(Records)
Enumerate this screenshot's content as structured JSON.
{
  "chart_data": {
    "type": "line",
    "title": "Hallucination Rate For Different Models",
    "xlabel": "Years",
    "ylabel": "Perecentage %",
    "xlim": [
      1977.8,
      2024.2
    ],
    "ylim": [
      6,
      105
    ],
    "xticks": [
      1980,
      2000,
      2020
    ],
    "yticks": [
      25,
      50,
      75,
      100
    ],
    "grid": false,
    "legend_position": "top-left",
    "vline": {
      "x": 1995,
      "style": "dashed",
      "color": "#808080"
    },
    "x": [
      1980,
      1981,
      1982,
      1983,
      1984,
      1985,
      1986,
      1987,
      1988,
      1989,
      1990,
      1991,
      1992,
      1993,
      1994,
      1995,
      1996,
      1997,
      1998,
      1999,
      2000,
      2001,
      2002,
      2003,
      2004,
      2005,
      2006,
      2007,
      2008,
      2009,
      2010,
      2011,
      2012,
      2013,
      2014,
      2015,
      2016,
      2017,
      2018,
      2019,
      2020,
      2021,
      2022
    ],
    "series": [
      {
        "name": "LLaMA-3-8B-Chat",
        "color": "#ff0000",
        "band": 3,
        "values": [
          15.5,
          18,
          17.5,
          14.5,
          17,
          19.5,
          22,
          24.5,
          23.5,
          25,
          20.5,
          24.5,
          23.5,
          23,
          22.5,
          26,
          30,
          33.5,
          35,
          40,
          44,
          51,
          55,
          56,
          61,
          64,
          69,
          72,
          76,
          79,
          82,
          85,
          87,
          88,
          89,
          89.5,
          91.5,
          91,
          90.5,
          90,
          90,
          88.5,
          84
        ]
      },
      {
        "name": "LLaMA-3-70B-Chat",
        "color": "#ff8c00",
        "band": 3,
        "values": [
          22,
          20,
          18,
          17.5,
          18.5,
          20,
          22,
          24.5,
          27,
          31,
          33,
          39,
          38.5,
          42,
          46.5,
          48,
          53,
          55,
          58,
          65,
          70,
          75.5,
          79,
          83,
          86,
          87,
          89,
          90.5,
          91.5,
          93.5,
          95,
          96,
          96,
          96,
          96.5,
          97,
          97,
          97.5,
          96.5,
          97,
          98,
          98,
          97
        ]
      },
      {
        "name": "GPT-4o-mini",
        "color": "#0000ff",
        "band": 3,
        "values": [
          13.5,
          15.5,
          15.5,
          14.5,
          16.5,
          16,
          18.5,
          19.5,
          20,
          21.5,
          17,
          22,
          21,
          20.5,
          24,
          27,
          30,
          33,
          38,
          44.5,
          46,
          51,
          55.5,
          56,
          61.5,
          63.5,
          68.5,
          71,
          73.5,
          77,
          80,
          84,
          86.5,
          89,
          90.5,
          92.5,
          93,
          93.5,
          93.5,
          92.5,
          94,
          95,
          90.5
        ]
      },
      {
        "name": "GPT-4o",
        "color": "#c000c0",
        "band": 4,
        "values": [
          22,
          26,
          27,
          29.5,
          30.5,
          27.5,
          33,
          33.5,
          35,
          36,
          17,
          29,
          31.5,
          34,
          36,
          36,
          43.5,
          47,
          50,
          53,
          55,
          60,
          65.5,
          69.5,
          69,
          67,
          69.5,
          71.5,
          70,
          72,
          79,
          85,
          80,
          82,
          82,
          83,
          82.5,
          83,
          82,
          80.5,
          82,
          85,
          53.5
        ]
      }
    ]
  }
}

### What is being asked
Copy every single line of the material above that holds "name".

### Task response
        "name": "LLaMA-3-8B-Chat",
        "name": "LLaMA-3-70B-Chat",
        "name": "GPT-4o-mini",
        "name": "GPT-4o",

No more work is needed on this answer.